## The input
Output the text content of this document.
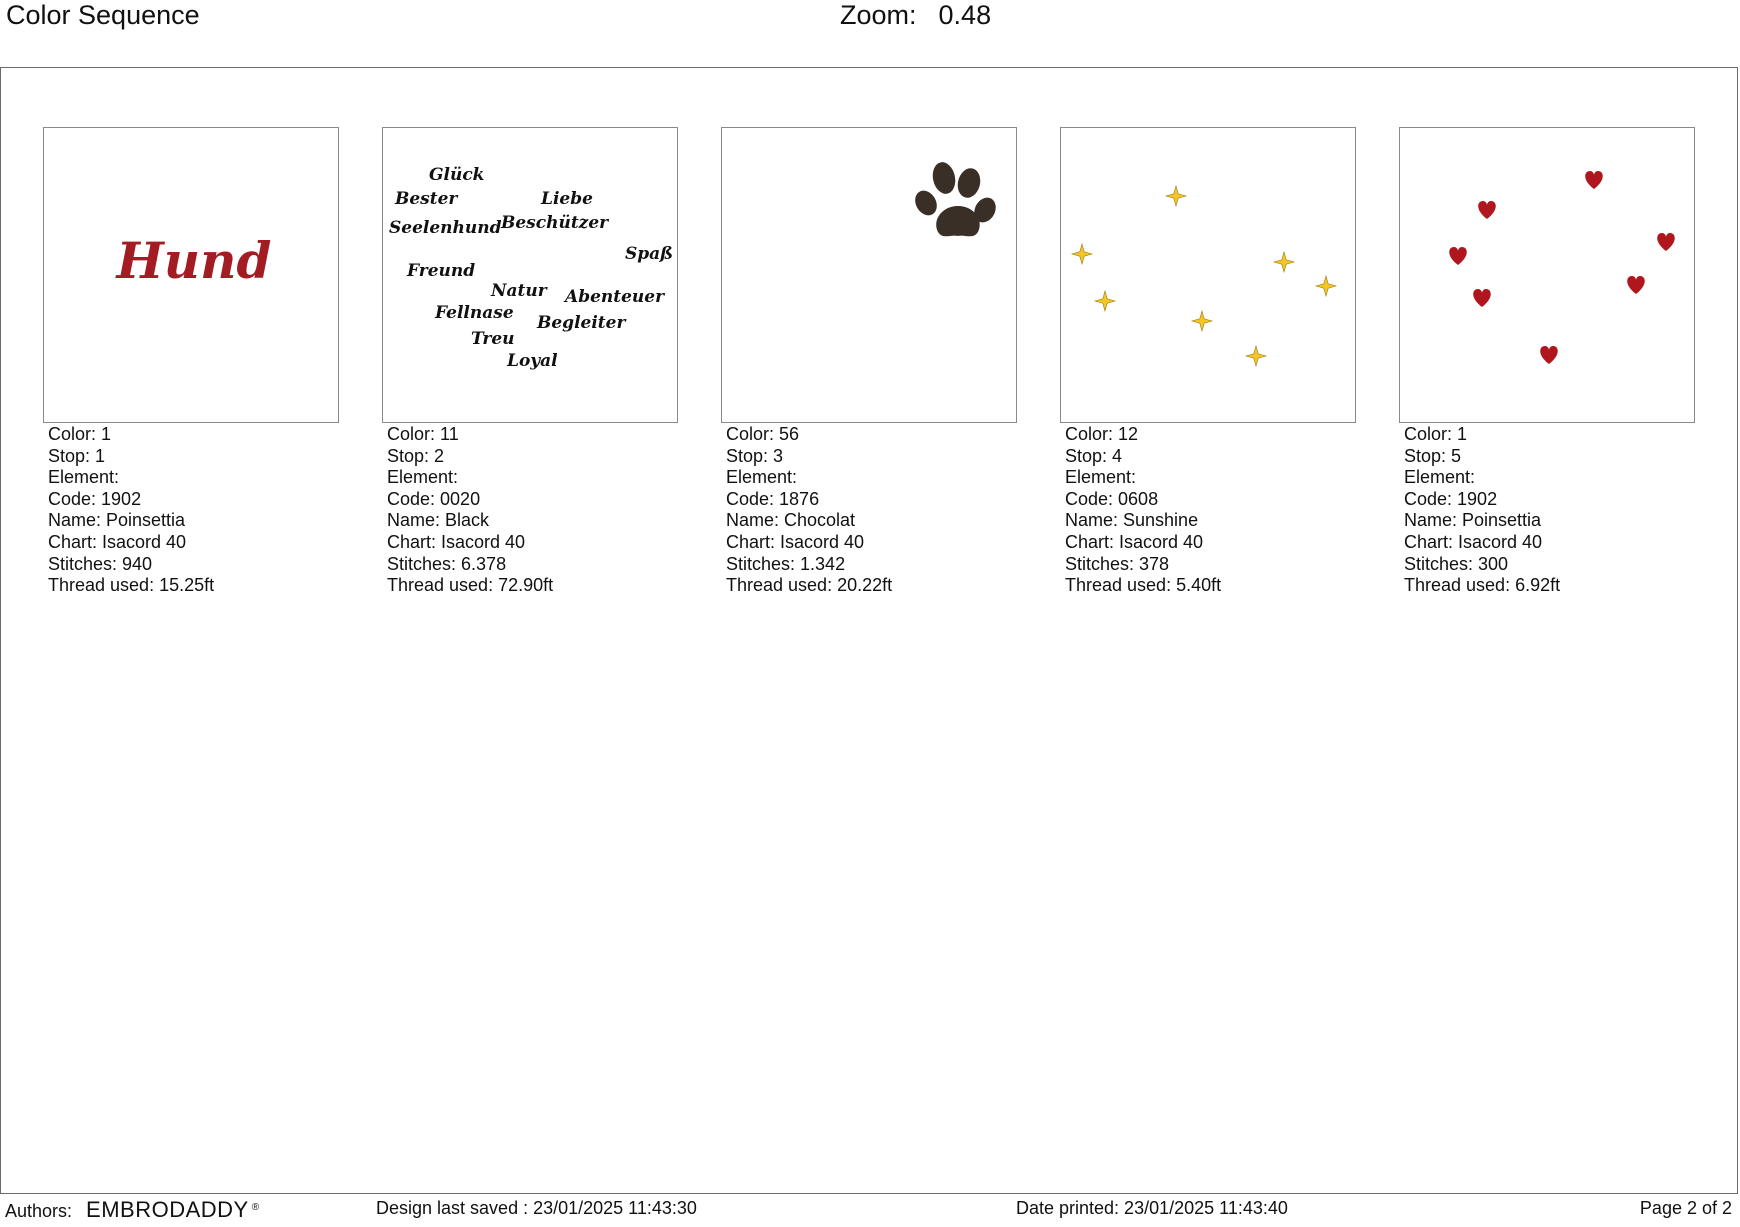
Color Sequence	Zoom: 0.48
Hund
Glück
Bester	Liebe
Seelenhund Beschützer
Spaß
Freund
Natur Abenteuer
Fellnase Begleiter
Treu
Loyal
Color: 1
Stop: 1
Element:
Code: 1902
Name: Poinsettia
Chart: Isacord 40
Stitches: 940
Thread used: 15.25ft
Color: 11
Stop: 2
Element:
Code: 0020
Name: Black
Chart: Isacord 40
Stitches: 6.378
Thread used: 72.90ft
Color: 56
Stop: 3
Element:
Code: 1876
Name: Chocolat
Chart: Isacord 40
Stitches: 1.342
Thread used: 20.22ft
Color: 12
Stop: 4
Element:
Code: 0608
Name: Sunshine
Chart: Isacord 40
Stitches: 378
Thread used: 5.40ft
Color: 1
Stop: 5
Element:
Code: 1902
Name: Poinsettia
Chart: Isacord 40
Stitches: 300
Thread used: 6.92ft
Authors: EMBRODADDY ®	Design last saved : 23/01/2025 11:43:30	Date printed: 23/01/2025 11:43:40	Page 2 of 2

## Instructions for the task
Copy out all lines where the word "Color" appears.

## Response
Color Sequence	Zoom: 0.48
Color: 1
Color: 11
Color: 56
Color: 12
Color: 1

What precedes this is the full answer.